*Exercise aim*. Extract every line of the material below and reproduce it faithfully.

┄┄┄┄┄┄

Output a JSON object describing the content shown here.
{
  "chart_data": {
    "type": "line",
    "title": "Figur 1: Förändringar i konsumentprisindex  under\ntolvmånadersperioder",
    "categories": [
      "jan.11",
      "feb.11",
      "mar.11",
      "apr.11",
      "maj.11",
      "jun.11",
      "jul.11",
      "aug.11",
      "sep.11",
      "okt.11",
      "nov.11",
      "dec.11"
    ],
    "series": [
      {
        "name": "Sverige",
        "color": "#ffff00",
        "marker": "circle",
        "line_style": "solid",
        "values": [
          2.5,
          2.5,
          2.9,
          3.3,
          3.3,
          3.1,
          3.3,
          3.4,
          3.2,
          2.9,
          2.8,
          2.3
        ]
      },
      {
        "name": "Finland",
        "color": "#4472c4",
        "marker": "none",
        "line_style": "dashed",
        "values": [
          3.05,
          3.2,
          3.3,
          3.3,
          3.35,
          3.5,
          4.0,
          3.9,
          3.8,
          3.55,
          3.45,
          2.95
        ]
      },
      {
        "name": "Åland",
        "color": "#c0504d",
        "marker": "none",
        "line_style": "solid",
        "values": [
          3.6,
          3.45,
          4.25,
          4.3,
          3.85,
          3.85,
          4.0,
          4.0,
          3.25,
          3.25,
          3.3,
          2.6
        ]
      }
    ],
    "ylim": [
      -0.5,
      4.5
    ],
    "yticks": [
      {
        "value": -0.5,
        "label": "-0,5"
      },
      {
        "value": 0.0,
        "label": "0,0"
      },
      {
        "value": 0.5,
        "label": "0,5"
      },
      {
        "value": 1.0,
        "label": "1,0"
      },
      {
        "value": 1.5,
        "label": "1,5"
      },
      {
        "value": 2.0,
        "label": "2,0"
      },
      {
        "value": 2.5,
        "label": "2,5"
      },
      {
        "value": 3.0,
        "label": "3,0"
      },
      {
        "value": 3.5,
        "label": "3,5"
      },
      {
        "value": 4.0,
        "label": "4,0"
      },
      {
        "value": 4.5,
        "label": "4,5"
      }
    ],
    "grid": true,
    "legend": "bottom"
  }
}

┄┄┄┄┄┄

*The completed task*.
Output a JSON object describing the content shown here.
{
  "chart_data": {
    "type": "line",
    "title": "Figur 1: Förändringar i konsumentprisindex  under\ntolvmånadersperioder",
    "categories": [
      "jan.11",
      "feb.11",
      "mar.11",
      "apr.11",
      "maj.11",
      "jun.11",
      "jul.11",
      "aug.11",
      "sep.11",
      "okt.11",
      "nov.11",
      "dec.11"
    ],
    "series": [
      {
        "name": "Sverige",
        "color": "#ffff00",
        "marker": "circle",
        "line_style": "solid",
        "values": [
          2.5,
          2.5,
          2.9,
          3.3,
          3.3,
          3.1,
          3.3,
          3.4,
          3.2,
          2.9,
          2.8,
          2.3
        ]
      },
      {
        "name": "Finland",
        "color": "#4472c4",
        "marker": "none",
        "line_style": "dashed",
        "values": [
          3.05,
          3.2,
          3.3,
          3.3,
          3.35,
          3.5,
          4.0,
          3.9,
          3.8,
          3.55,
          3.45,
          2.95
        ]
      },
      {
        "name": "Åland",
        "color": "#c0504d",
        "marker": "none",
        "line_style": "solid",
        "values": [
          3.6,
          3.45,
          4.25,
          4.3,
          3.85,
          3.85,
          4.0,
          4.0,
          3.25,
          3.25,
          3.3,
          2.6
        ]
      }
    ],
    "ylim": [
      -0.5,
      4.5
    ],
    "yticks": [
      {
        "value": -0.5,
        "label": "-0,5"
      },
      {
        "value": 0.0,
        "label": "0,0"
      },
      {
        "value": 0.5,
        "label": "0,5"
      },
      {
        "value": 1.0,
        "label": "1,0"
      },
      {
        "value": 1.5,
        "label": "1,5"
      },
      {
        "value": 2.0,
        "label": "2,0"
      },
      {
        "value": 2.5,
        "label": "2,5"
      },
      {
        "value": 3.0,
        "label": "3,0"
      },
      {
        "value": 3.5,
        "label": "3,5"
      },
      {
        "value": 4.0,
        "label": "4,0"
      },
      {
        "value": 4.5,
        "label": "4,5"
      }
    ],
    "grid": true,
    "legend": "bottom"
  }
}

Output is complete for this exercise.